- [Passage shown]
--- BEGIN ---
126 F.2d 38 | 6th Cir. | 1942
This is a proceeding to enforce an order of the National Labor Relations Board against respondent, pursuant to Section 10(c) of the National Labor Relations Act, Act of July 5, 1935, c. 372, 49 Stat, 449, 29 U.S.C.A. § 151 et seq. The order directed respondent to cease and desist from (a) dominating or interfering with the administration of Zanesville Armco Plan of Employee Representation or the formation and administration of any other labor organization of its employees, and from contributing financial or other support to that or any other labor organization of its employees ; (b) in any other manner interfering with, restraining or coercing its employees in the exercise of the right to self-organization, to form, join or assist labor organizations, to bargain collectively through representatives chosen by them, and to engage in concerted activities for purposes of collective bargaining or other mutual aid or protection. The Board also ordered the following affirmative action:
(a) The withdrawal of all recognition from the Zanesville Armco Plan of Employee Representation as the bargaining agent of any of its employees for the purpose of dealing with respondent as to labor disputes, wages, rates of pay, hours of employment or conditions of employment or any other grievances and to completely disestablish Zanesville Armco Plan of Employee Representation as such representative;
(b) To post immediately appropriate notices.
Respondent is an Ohio corporation with its principal place of business at Middle-town, Ohio and is engaged in the manufacture and sale of steel sheets at its Zanes-ville, Ohio, plant, the one here involved.
--- END ---
- [Stored records]
--- BEGIN ---
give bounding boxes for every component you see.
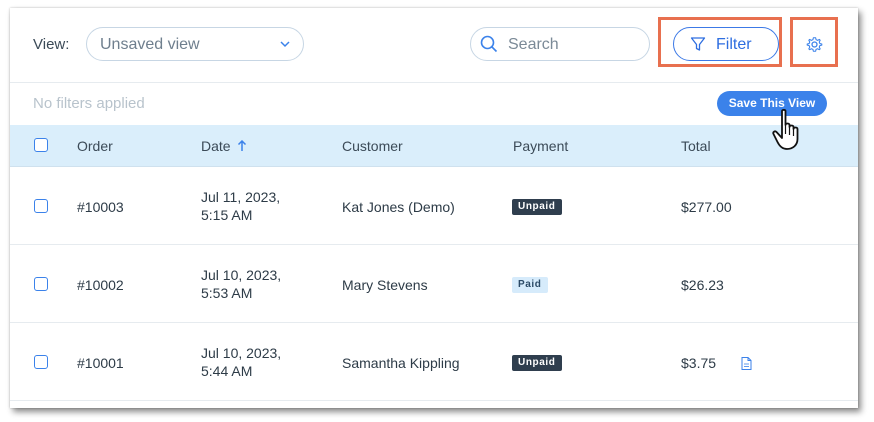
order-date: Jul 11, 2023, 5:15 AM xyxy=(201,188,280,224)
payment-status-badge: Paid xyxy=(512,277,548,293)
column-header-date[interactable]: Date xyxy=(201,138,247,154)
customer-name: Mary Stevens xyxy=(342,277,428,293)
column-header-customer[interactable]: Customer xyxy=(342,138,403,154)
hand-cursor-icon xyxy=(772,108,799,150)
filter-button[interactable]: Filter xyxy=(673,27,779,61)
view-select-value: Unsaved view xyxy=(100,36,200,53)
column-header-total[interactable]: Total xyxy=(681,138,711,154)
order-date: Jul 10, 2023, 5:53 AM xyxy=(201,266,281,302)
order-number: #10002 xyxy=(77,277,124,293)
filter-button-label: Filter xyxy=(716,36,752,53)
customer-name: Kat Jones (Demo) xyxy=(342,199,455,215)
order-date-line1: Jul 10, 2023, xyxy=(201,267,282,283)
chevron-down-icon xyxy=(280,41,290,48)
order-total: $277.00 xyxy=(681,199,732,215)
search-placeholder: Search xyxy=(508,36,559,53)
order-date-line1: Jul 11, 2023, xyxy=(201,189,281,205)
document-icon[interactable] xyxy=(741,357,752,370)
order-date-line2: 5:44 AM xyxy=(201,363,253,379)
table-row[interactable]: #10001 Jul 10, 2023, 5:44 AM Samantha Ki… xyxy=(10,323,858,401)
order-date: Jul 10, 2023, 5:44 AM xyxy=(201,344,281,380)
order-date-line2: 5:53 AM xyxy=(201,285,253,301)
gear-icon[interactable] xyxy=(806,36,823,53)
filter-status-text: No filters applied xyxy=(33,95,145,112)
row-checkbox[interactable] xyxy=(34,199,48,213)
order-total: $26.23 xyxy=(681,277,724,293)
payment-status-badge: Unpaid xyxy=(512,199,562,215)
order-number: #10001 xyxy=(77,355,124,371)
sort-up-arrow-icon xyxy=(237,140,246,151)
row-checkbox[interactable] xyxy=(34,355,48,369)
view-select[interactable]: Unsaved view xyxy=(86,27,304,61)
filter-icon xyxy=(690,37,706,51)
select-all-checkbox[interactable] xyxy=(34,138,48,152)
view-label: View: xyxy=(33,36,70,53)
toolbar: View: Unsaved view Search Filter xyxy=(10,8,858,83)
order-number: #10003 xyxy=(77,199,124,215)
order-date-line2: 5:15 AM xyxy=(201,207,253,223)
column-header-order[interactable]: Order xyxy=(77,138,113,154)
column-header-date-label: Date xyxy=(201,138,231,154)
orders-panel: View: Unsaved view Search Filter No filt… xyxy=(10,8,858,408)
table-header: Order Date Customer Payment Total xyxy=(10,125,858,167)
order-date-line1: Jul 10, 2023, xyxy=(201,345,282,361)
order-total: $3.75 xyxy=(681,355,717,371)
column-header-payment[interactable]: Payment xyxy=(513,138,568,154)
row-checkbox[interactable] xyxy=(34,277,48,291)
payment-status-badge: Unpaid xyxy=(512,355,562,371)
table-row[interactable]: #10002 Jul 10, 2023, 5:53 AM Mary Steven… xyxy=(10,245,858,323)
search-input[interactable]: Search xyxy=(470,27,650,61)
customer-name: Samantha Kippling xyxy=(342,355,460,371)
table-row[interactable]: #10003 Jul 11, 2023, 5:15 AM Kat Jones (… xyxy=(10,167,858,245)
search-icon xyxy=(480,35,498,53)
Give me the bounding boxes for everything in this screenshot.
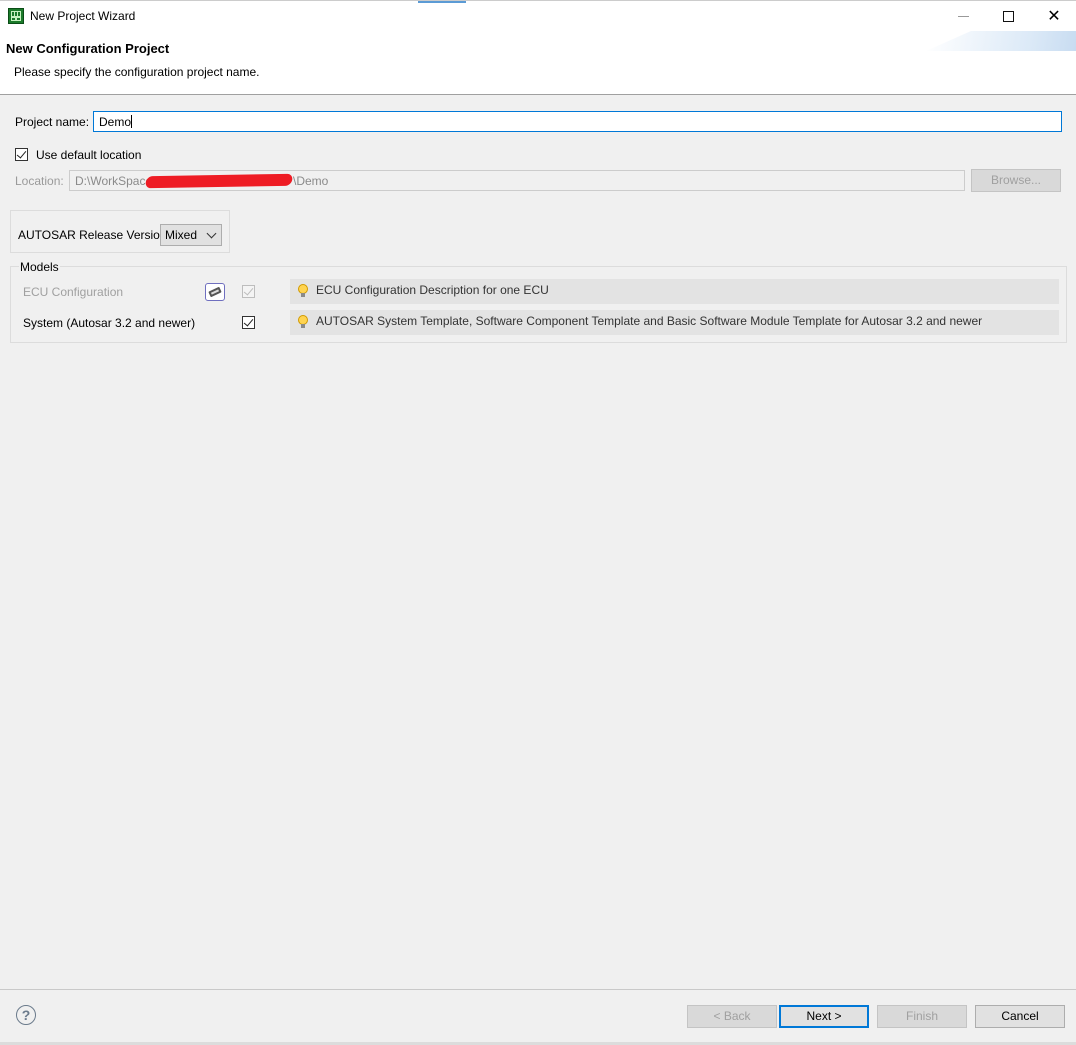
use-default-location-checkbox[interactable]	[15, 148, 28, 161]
--- END ---
- [Requests]
1 - According to the court opinion, what does the respondent manufacture and sell?
2 - Repeat the court opinion word for word, from "Respondent is an" up to and including "one here involved.".
The listing has no connection to the court opinion.

- [Per-task outputs]
1 - Steel sheets.

2 -
Respondent is an Ohio corporation with its principal place of business at Middle-town, Ohio and is engaged in the manufacture and sale of steel sheets at its Zanes-ville, Ohio, plant, the one here involved.